### Task goal
In the article below about consumer complaints, reproduce word for word the passage starting at "You wish you" and ending at "passes without retribution.".

### Provided text
From: www.itworld.com
April 6, 2001 —
You're on an important business call while driving out-of-state when your allegedly nationwide phone service starts to fade. Apologizing through the static, you find a coffee shop a few miles down the road so you can redial while sitting still.
The new connection works . . . for a few minutes . . . then craps out.
You wish you had skipped the coffee shop and chosen a bar.
Such was Pete Blackshaw's end of an abbreviated interview with yours truly. We've all suffered similar indignities at the hands of phone companies, airlines, banks, merchants and service providers that too often fail to provide service at exactly the most critical moment. When we're mad, we want to complain to the proper authorities -- and right this minute. . . . Of course, we're lazy, too, so this ire usually passes without retribution.
Which brings us back to Blackshaw and his PlanetFeedback.com, a Cincinnati start-up that gives consumers the tools and knowledge they need to make their angry voices count: contact names, addresses, writing tips and more. PlanetFeedback also gives companies that license its technology for their Web sites a way to aggregate and better understand these complaints -- as well as compliments. This data can be invaluable if handled properly, Blackshaw says, but it often slips through the cracks in customer affairs departments.
The end result of PlanetFeedback's commercial offering is "an early warning system" that companies can use to catch service and branding problems before they become expensive crises.
Seems to me there are two ways to deal with complaints: Bad companies stick their heads in the sand and rely on a no-win strategy of constantly replacing dissatisfied customers. Good companies face the music, look to learn from their screw-ups and, if necessary, pay for help to fix what's broken.
PlanetFeedback is betting that there are enough of the latter to support a business.
But aren't its clients paying for feedback that's generated by a self-selected sample, which may or may not be representative?
"We believe that consumers who go out of their way to provide feedback to companies are the most important audience to measure," Blackshaw says. "They tend to be the most talkative, most passionate and most engaged. It's a very important subset of the broader population."
In the marketing world, desperate times call for tasteless measures.
A case in point is the tag line for a Qwest Communications radio ad airing in Massachusetts: "It's Qwest DSL, or you're SOL."
For those who may not know, the "O" in SOL stands for "out of" and the "L" stands for "luck."
The "S" stands for a word we don't print in Network World, not because we're prudes or don't use salty language in conversation -- heavens, no. We don't print it because using the word in such a public forum is impolite at the very least, and potentially damaging to one's corporate image at the very worst.
Of course, we're not trying to sell DSL.

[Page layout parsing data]
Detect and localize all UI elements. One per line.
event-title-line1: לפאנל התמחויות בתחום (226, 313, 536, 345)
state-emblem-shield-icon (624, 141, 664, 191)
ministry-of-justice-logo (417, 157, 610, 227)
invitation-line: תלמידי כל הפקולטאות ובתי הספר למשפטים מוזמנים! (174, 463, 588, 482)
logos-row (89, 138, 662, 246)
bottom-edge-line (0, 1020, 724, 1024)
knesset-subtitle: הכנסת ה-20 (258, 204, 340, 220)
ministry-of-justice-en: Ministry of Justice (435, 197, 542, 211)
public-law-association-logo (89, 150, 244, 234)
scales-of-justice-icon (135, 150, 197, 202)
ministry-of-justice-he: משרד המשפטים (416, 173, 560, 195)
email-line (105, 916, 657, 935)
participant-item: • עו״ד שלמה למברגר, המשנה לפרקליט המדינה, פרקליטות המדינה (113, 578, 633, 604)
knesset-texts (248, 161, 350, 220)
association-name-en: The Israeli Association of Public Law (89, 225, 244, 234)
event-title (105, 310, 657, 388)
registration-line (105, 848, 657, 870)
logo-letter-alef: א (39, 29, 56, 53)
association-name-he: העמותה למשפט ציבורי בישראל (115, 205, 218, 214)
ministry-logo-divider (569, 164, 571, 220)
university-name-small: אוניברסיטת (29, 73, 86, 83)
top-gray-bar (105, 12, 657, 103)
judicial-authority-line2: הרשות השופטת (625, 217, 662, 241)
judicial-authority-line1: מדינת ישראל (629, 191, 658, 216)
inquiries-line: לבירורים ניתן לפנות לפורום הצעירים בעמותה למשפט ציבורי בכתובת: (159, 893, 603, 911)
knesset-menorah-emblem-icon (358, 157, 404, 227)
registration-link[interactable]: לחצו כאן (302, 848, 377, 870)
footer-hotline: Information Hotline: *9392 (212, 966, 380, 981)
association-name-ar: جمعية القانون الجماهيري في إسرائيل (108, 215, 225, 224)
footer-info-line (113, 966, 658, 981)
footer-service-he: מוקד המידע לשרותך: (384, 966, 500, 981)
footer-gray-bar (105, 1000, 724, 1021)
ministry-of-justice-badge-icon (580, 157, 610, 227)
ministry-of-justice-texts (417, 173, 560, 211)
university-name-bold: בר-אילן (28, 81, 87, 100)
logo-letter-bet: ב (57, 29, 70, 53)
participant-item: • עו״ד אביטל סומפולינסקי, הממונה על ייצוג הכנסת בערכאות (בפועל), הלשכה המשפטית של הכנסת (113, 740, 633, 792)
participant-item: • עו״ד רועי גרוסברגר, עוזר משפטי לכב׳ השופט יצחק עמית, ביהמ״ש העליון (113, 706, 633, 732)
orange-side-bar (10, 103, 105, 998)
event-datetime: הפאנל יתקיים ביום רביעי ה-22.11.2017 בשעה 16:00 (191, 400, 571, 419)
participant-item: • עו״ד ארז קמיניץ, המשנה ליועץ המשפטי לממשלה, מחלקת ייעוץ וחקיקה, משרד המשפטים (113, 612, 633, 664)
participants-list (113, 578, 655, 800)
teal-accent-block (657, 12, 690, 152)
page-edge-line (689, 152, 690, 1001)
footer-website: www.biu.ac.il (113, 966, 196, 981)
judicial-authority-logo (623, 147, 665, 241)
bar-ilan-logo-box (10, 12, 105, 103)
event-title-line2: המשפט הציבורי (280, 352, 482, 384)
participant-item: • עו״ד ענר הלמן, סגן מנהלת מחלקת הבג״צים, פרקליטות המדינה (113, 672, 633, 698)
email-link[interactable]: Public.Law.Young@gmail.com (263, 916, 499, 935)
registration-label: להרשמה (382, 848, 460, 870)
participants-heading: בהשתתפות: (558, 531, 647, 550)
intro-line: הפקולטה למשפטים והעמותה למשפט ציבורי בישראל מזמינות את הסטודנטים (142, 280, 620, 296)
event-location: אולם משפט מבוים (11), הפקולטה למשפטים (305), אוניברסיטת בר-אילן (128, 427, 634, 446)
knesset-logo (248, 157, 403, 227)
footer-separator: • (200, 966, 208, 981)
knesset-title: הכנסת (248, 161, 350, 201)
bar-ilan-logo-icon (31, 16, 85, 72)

### Reply to the task
You wish you had skipped the coffee shop and chosen a bar.
Such was Pete Blackshaw's end of an abbreviated interview with yours truly. We've all suffered similar indignities at the hands of phone companies, airlines, banks, merchants and service providers that too often fail to provide service at exactly the most critical moment. When we're mad, we want to complain to the proper authorities -- and right this minute. . . . Of course, we're lazy, too, so this ire usually passes without retribution.